STATED TASK ▸ Pull out every line of the items below, character for character and in the same order.

EXTRACTED MATERIAL ▸
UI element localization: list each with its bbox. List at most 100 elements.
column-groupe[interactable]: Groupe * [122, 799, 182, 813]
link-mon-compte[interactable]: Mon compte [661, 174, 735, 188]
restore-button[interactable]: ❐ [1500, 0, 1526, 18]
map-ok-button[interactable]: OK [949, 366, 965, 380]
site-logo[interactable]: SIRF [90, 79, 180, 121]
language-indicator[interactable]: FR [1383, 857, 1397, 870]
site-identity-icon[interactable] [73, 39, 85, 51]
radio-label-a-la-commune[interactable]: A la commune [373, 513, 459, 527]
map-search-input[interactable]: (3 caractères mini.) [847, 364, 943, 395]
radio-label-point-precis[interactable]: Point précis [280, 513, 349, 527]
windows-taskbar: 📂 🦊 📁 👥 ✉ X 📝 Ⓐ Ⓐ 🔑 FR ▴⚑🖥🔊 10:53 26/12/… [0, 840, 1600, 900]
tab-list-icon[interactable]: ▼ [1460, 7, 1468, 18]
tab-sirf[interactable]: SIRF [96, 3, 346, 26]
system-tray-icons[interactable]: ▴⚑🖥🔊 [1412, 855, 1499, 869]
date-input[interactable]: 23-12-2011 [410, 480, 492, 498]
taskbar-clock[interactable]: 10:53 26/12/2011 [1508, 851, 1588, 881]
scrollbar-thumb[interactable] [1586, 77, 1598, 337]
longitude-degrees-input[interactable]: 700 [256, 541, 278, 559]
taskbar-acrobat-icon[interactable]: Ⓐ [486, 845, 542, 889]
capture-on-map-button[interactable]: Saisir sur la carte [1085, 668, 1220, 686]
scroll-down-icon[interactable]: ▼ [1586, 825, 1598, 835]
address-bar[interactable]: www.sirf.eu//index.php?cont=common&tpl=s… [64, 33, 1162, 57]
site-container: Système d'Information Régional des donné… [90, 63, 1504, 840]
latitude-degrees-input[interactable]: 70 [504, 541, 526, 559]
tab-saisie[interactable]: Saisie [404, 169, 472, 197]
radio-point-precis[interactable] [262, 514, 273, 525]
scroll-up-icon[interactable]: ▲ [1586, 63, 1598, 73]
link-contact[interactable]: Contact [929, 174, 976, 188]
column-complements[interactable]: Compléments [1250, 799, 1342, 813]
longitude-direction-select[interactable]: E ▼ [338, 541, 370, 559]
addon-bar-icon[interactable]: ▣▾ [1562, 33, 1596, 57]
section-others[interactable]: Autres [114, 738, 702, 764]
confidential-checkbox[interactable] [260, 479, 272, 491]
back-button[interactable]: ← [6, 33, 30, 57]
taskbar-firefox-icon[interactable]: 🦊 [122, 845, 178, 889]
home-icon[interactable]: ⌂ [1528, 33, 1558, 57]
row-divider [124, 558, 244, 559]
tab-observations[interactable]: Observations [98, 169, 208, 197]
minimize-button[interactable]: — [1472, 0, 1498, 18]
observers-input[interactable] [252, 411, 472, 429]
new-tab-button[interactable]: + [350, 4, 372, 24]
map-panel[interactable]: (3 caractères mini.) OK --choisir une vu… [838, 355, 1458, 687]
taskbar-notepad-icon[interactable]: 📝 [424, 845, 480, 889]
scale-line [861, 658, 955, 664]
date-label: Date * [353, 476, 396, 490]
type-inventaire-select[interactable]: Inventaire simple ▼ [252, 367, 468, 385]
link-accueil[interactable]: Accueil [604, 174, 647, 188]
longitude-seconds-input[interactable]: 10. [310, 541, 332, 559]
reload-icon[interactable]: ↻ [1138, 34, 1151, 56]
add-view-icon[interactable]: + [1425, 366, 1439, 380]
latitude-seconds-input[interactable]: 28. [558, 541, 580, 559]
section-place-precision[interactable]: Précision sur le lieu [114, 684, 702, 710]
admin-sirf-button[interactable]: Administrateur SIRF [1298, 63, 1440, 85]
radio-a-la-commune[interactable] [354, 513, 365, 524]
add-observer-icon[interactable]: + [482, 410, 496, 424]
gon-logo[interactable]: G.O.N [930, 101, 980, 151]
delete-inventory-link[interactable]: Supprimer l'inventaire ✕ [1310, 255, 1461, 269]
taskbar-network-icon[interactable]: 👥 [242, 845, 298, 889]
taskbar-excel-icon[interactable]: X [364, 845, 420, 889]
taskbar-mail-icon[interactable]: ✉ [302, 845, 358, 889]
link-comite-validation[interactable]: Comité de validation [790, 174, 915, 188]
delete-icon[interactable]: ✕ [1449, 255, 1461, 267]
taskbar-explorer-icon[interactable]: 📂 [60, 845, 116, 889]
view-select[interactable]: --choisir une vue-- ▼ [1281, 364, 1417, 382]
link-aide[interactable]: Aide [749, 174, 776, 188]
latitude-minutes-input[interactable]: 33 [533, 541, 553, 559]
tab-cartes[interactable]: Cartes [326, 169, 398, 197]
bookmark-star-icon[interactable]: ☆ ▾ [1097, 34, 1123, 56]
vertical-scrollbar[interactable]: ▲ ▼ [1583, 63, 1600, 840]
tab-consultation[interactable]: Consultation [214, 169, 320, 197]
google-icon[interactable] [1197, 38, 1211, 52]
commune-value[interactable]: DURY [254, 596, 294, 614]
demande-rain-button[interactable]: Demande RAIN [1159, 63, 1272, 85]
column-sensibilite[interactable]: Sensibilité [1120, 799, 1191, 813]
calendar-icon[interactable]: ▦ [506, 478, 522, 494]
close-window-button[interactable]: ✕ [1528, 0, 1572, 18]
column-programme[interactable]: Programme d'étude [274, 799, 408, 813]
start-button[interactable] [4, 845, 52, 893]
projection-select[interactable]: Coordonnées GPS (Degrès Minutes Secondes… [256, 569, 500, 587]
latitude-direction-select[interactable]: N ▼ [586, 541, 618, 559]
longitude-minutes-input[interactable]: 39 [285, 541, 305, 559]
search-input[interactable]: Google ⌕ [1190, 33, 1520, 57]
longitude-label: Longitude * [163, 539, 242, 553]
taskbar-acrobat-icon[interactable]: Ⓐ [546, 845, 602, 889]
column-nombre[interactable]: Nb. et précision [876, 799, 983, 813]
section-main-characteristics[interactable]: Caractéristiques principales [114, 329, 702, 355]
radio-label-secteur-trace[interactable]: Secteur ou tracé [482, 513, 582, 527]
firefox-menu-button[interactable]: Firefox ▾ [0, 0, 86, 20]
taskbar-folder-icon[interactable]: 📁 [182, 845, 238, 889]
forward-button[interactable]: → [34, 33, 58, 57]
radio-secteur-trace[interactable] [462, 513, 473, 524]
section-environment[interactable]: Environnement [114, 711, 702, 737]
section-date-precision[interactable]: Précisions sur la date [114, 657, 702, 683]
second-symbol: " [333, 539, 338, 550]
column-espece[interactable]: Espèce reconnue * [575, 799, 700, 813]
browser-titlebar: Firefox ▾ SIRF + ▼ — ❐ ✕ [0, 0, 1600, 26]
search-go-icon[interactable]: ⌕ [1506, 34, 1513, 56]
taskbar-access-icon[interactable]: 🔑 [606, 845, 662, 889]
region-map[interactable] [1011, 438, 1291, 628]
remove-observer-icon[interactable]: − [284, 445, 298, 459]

SOLVED PROBLEM ▸
UI element localization: list each with its bbox. List at most 100 elements.
column-groupe[interactable]: Groupe * [122, 799, 182, 813]
link-mon-compte[interactable]: Mon compte [661, 174, 735, 188]
restore-button[interactable]: ❐ [1500, 0, 1526, 18]
map-ok-button[interactable]: OK [949, 366, 965, 380]
site-logo[interactable]: SIRF [90, 79, 180, 121]
language-indicator[interactable]: FR [1383, 857, 1397, 870]
site-identity-icon[interactable] [73, 39, 85, 51]
radio-label-a-la-commune[interactable]: A la commune [373, 513, 459, 527]
map-search-input[interactable]: (3 caractères mini.) [847, 364, 943, 395]
radio-label-point-precis[interactable]: Point précis [280, 513, 349, 527]
windows-taskbar: 📂 🦊 📁 👥 ✉ X 📝 Ⓐ Ⓐ 🔑 FR ▴⚑🖥🔊 10:53 26/12/… [0, 840, 1600, 900]
tab-list-icon[interactable]: ▼ [1460, 7, 1468, 18]
tab-sirf[interactable]: SIRF [96, 3, 346, 26]
system-tray-icons[interactable]: ▴⚑🖥🔊 [1412, 855, 1499, 869]
date-input[interactable]: 23-12-2011 [410, 480, 492, 498]
taskbar-clock[interactable]: 10:53 26/12/2011 [1508, 851, 1588, 881]
scrollbar-thumb[interactable] [1586, 77, 1598, 337]
longitude-degrees-input[interactable]: 700 [256, 541, 278, 559]
taskbar-acrobat-icon[interactable]: Ⓐ [486, 845, 542, 889]
capture-on-map-button[interactable]: Saisir sur la carte [1085, 668, 1220, 686]
scroll-down-icon[interactable]: ▼ [1586, 825, 1598, 835]
address-bar[interactable]: www.sirf.eu//index.php?cont=common&tpl=s… [64, 33, 1162, 57]
site-container: Système d'Information Régional des donné… [90, 63, 1504, 840]
latitude-degrees-input[interactable]: 70 [504, 541, 526, 559]
tab-saisie[interactable]: Saisie [404, 169, 472, 197]
radio-point-precis[interactable] [262, 514, 273, 525]
scroll-up-icon[interactable]: ▲ [1586, 63, 1598, 73]
link-contact[interactable]: Contact [929, 174, 976, 188]
column-complements[interactable]: Compléments [1250, 799, 1342, 813]
longitude-direction-select[interactable]: E ▼ [338, 541, 370, 559]
addon-bar-icon[interactable]: ▣▾ [1562, 33, 1596, 57]
section-others[interactable]: Autres [114, 738, 702, 764]
confidential-checkbox[interactable] [260, 479, 272, 491]
back-button[interactable]: ← [6, 33, 30, 57]
taskbar-firefox-icon[interactable]: 🦊 [122, 845, 178, 889]
home-icon[interactable]: ⌂ [1528, 33, 1558, 57]
row-divider [124, 558, 244, 559]
tab-observations[interactable]: Observations [98, 169, 208, 197]
minimize-button[interactable]: — [1472, 0, 1498, 18]
observers-input[interactable] [252, 411, 472, 429]
new-tab-button[interactable]: + [350, 4, 372, 24]
map-panel[interactable]: (3 caractères mini.) OK --choisir une vu… [838, 355, 1458, 687]
taskbar-notepad-icon[interactable]: 📝 [424, 845, 480, 889]
scale-line [861, 658, 955, 664]
date-label: Date * [353, 476, 396, 490]
type-inventaire-select[interactable]: Inventaire simple ▼ [252, 367, 468, 385]
link-accueil[interactable]: Accueil [604, 174, 647, 188]
longitude-seconds-input[interactable]: 10. [310, 541, 332, 559]
reload-icon[interactable]: ↻ [1138, 34, 1151, 56]
add-view-icon[interactable]: + [1425, 366, 1439, 380]
latitude-seconds-input[interactable]: 28. [558, 541, 580, 559]
section-place-precision[interactable]: Précision sur le lieu [114, 684, 702, 710]
admin-sirf-button[interactable]: Administrateur SIRF [1298, 63, 1440, 85]
radio-a-la-commune[interactable] [354, 513, 365, 524]
add-observer-icon[interactable]: + [482, 410, 496, 424]
gon-logo[interactable]: G.O.N [930, 101, 980, 151]
delete-inventory-link[interactable]: Supprimer l'inventaire ✕ [1310, 255, 1461, 269]
taskbar-network-icon[interactable]: 👥 [242, 845, 298, 889]
taskbar-excel-icon[interactable]: X [364, 845, 420, 889]
taskbar-mail-icon[interactable]: ✉ [302, 845, 358, 889]
link-comite-validation[interactable]: Comité de validation [790, 174, 915, 188]
delete-icon[interactable]: ✕ [1449, 255, 1461, 267]
taskbar-explorer-icon[interactable]: 📂 [60, 845, 116, 889]
view-select[interactable]: --choisir une vue-- ▼ [1281, 364, 1417, 382]
link-aide[interactable]: Aide [749, 174, 776, 188]
latitude-minutes-input[interactable]: 33 [533, 541, 553, 559]
tab-cartes[interactable]: Cartes [326, 169, 398, 197]
bookmark-star-icon[interactable]: ☆ ▾ [1097, 34, 1123, 56]
vertical-scrollbar[interactable]: ▲ ▼ [1583, 63, 1600, 840]
tab-consultation[interactable]: Consultation [214, 169, 320, 197]
google-icon[interactable] [1197, 38, 1211, 52]
commune-value[interactable]: DURY [254, 596, 294, 614]
demande-rain-button[interactable]: Demande RAIN [1159, 63, 1272, 85]
column-sensibilite[interactable]: Sensibilité [1120, 799, 1191, 813]
calendar-icon[interactable]: ▦ [506, 478, 522, 494]
close-window-button[interactable]: ✕ [1528, 0, 1572, 18]
column-programme[interactable]: Programme d'étude [274, 799, 408, 813]
start-button[interactable] [4, 845, 52, 893]
projection-select[interactable]: Coordonnées GPS (Degrès Minutes Secondes… [256, 569, 500, 587]
latitude-direction-select[interactable]: N ▼ [586, 541, 618, 559]
longitude-minutes-input[interactable]: 39 [285, 541, 305, 559]
search-input[interactable]: Google ⌕ [1190, 33, 1520, 57]
longitude-label: Longitude * [163, 539, 242, 553]
taskbar-acrobat-icon[interactable]: Ⓐ [546, 845, 602, 889]
column-nombre[interactable]: Nb. et précision [876, 799, 983, 813]
section-main-characteristics[interactable]: Caractéristiques principales [114, 329, 702, 355]
radio-label-secteur-trace[interactable]: Secteur ou tracé [482, 513, 582, 527]
firefox-menu-button[interactable]: Firefox ▾ [0, 0, 86, 20]
taskbar-folder-icon[interactable]: 📁 [182, 845, 238, 889]
forward-button[interactable]: → [34, 33, 58, 57]
radio-secteur-trace[interactable] [462, 513, 473, 524]
section-environment[interactable]: Environnement [114, 711, 702, 737]
section-date-precision[interactable]: Précisions sur la date [114, 657, 702, 683]
second-symbol: " [333, 539, 338, 550]
column-espece[interactable]: Espèce reconnue * [575, 799, 700, 813]
browser-titlebar: Firefox ▾ SIRF + ▼ — ❐ ✕ [0, 0, 1600, 26]
search-go-icon[interactable]: ⌕ [1506, 34, 1513, 56]
taskbar-access-icon[interactable]: 🔑 [606, 845, 662, 889]
region-map[interactable] [1011, 438, 1291, 628]
remove-observer-icon[interactable]: − [284, 445, 298, 459]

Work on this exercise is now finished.